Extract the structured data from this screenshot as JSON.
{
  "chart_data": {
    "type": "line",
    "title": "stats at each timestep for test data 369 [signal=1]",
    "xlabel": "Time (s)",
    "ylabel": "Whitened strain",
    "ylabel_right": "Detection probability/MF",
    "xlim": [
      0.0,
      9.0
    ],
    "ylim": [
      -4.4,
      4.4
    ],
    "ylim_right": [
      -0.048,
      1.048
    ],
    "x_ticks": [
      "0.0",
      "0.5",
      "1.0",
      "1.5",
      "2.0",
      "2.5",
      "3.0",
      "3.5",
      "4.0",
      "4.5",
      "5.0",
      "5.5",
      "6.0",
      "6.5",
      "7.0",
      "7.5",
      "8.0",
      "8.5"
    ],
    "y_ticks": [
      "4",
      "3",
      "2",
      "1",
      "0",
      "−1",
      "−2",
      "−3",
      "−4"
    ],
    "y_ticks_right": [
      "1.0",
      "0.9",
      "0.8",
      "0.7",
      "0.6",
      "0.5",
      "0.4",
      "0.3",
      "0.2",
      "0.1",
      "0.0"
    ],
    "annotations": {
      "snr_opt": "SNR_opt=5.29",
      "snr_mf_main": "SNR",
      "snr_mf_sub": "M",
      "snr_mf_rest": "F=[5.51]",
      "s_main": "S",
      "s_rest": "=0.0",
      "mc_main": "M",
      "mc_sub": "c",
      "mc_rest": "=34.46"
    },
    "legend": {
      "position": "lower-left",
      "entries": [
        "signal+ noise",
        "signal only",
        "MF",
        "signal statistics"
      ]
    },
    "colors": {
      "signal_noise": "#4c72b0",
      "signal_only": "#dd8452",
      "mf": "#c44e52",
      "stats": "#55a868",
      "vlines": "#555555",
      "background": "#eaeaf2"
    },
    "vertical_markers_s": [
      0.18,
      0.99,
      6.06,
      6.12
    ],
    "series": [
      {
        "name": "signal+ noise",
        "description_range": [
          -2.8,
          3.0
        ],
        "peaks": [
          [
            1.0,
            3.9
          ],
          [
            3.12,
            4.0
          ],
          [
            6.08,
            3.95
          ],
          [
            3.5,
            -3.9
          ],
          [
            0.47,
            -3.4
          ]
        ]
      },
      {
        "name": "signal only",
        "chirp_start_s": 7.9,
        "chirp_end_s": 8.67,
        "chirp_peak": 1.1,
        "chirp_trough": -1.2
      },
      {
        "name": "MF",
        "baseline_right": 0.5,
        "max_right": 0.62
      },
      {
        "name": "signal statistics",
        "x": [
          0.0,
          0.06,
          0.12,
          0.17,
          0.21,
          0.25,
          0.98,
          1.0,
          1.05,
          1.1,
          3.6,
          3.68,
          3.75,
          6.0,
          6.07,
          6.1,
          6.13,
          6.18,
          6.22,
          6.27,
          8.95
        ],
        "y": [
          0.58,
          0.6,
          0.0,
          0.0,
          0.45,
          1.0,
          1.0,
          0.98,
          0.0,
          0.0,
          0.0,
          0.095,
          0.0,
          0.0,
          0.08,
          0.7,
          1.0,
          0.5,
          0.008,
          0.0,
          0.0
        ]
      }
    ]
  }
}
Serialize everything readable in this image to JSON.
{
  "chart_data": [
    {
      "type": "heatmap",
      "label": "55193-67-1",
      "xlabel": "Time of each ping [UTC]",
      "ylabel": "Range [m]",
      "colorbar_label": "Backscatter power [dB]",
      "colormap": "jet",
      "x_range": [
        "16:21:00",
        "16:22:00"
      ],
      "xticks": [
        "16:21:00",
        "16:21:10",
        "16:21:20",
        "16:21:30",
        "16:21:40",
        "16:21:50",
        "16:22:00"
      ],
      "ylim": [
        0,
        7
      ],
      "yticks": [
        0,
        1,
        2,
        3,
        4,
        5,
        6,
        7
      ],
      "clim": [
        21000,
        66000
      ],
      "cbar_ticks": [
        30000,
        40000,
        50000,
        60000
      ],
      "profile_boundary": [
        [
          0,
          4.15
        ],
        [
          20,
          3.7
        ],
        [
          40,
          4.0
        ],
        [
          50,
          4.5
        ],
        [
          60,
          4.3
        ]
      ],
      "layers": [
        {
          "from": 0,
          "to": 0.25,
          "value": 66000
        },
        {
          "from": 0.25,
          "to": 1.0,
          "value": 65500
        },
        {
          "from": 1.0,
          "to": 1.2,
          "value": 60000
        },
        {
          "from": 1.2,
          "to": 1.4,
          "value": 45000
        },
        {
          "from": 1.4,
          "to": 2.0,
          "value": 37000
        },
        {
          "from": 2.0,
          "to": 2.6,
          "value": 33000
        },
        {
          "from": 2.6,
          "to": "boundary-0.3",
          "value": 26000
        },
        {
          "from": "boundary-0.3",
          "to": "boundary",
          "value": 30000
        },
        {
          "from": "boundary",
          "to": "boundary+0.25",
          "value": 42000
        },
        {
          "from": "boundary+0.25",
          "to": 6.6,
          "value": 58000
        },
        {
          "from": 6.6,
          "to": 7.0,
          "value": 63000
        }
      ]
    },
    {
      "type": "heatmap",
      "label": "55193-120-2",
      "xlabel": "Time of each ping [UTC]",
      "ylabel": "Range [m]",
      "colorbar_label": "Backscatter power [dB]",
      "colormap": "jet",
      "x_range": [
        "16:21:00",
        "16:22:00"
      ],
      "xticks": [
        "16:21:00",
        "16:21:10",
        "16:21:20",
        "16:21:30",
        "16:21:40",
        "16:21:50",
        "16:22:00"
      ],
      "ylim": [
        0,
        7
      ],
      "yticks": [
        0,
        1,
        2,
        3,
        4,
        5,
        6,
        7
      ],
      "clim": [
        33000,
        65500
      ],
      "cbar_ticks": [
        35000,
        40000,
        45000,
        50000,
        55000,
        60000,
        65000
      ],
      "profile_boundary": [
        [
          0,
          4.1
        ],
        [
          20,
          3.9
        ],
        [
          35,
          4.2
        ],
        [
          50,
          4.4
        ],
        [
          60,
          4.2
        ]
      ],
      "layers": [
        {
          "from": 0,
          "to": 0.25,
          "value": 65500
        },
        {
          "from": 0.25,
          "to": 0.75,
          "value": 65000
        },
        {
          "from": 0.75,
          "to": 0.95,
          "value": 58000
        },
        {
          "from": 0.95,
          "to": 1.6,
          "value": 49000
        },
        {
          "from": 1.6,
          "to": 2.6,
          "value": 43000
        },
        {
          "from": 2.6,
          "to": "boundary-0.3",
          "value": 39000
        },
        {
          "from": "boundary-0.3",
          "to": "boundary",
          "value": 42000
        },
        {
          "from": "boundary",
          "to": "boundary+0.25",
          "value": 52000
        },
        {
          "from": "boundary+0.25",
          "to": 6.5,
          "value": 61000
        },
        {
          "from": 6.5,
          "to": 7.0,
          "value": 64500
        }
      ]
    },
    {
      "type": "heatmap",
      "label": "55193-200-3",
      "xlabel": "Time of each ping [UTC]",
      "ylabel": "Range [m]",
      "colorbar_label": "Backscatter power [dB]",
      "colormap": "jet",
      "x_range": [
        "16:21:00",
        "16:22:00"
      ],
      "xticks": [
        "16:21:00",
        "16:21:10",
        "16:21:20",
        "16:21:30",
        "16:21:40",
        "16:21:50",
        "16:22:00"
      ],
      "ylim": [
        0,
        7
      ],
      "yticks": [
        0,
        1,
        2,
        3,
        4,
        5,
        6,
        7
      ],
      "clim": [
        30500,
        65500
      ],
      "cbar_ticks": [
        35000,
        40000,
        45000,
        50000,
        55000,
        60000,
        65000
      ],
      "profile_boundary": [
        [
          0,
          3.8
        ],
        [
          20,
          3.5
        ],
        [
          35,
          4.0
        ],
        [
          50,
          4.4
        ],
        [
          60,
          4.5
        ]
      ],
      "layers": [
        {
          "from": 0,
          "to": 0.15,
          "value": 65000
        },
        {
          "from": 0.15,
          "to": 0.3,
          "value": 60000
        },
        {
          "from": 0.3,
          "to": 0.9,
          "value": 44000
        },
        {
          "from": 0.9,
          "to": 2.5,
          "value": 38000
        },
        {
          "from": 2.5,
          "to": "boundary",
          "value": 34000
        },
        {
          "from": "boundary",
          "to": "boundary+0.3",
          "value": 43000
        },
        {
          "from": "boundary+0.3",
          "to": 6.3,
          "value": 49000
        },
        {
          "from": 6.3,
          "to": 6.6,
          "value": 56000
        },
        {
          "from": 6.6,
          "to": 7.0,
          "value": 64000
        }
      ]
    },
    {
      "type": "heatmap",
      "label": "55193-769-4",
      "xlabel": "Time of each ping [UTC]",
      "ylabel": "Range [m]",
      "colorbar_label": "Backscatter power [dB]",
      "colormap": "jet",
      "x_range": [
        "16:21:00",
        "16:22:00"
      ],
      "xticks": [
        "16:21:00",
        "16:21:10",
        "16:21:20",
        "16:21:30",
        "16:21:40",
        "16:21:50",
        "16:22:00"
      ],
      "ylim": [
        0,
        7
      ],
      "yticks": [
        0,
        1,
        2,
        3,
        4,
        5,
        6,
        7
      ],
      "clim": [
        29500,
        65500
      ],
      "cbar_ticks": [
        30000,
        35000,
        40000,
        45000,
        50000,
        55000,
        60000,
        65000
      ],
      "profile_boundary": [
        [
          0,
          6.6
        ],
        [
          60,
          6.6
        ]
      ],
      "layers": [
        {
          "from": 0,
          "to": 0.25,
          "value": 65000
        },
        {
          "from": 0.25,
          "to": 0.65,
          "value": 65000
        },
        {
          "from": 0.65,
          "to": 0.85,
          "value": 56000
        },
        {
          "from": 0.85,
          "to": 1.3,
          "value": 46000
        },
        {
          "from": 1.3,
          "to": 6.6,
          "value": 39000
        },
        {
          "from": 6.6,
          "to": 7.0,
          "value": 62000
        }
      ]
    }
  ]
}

...

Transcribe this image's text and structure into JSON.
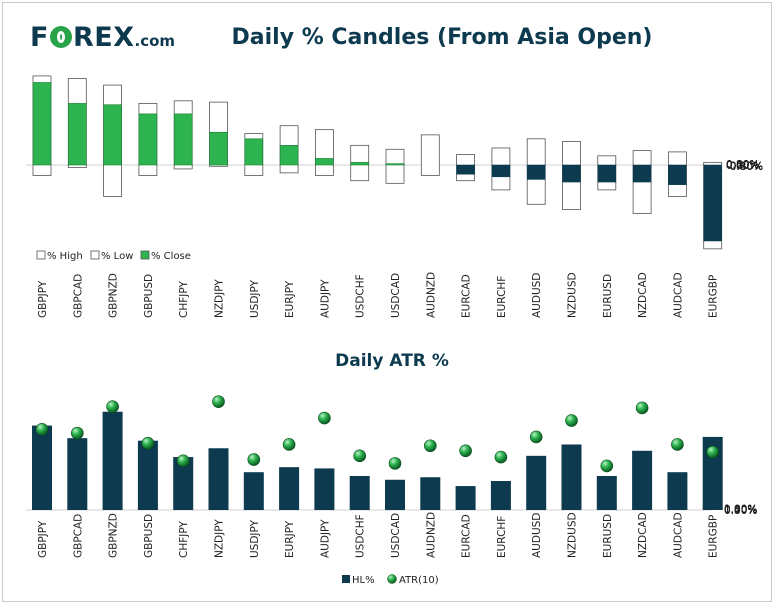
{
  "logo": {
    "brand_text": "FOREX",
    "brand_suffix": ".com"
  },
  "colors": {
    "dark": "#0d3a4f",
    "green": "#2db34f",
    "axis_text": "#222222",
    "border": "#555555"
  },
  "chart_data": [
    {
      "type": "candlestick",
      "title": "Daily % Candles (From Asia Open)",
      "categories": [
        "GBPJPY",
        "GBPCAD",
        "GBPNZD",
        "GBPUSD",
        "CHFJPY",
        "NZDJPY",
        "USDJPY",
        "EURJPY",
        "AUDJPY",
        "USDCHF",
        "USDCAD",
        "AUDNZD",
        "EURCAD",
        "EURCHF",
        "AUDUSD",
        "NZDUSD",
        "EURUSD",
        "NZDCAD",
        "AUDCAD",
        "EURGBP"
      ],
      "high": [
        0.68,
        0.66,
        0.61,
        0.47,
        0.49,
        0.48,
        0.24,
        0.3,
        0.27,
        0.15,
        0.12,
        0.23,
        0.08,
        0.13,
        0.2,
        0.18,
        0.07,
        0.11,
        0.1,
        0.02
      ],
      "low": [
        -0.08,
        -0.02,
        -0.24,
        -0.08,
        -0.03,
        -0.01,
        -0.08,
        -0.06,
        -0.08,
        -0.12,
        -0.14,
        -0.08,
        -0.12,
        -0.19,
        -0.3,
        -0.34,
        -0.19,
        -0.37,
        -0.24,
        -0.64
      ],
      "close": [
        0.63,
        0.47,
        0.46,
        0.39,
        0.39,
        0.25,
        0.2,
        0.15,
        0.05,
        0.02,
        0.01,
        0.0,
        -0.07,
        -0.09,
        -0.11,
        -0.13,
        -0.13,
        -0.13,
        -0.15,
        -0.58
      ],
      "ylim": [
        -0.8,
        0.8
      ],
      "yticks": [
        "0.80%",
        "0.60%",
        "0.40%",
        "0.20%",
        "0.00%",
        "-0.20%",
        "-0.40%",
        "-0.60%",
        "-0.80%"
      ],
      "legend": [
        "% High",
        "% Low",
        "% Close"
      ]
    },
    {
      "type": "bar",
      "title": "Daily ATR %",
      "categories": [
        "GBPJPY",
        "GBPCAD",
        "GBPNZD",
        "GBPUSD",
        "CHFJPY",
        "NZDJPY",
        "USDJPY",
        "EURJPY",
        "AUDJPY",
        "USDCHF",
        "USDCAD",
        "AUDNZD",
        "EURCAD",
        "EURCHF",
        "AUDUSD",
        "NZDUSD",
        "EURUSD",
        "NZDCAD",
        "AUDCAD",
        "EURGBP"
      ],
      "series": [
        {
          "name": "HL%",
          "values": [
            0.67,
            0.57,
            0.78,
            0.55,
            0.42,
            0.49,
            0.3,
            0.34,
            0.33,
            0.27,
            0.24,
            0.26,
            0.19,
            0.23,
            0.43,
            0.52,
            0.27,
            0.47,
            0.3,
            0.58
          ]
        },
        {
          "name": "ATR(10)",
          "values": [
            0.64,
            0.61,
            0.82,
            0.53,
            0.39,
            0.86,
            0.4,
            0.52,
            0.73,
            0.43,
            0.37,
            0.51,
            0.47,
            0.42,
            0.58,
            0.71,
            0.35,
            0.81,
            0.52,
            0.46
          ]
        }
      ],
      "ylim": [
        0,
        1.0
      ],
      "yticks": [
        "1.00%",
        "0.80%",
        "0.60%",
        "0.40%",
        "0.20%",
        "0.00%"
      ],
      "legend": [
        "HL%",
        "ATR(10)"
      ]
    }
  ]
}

» **What you have to do**: Lines of the material that contain the word "stats" are to be gathered.

» **Result of this exercise**:
    "title": "stats at each timestep for test data 369 [signal=1]",
      "stats": "#55a868",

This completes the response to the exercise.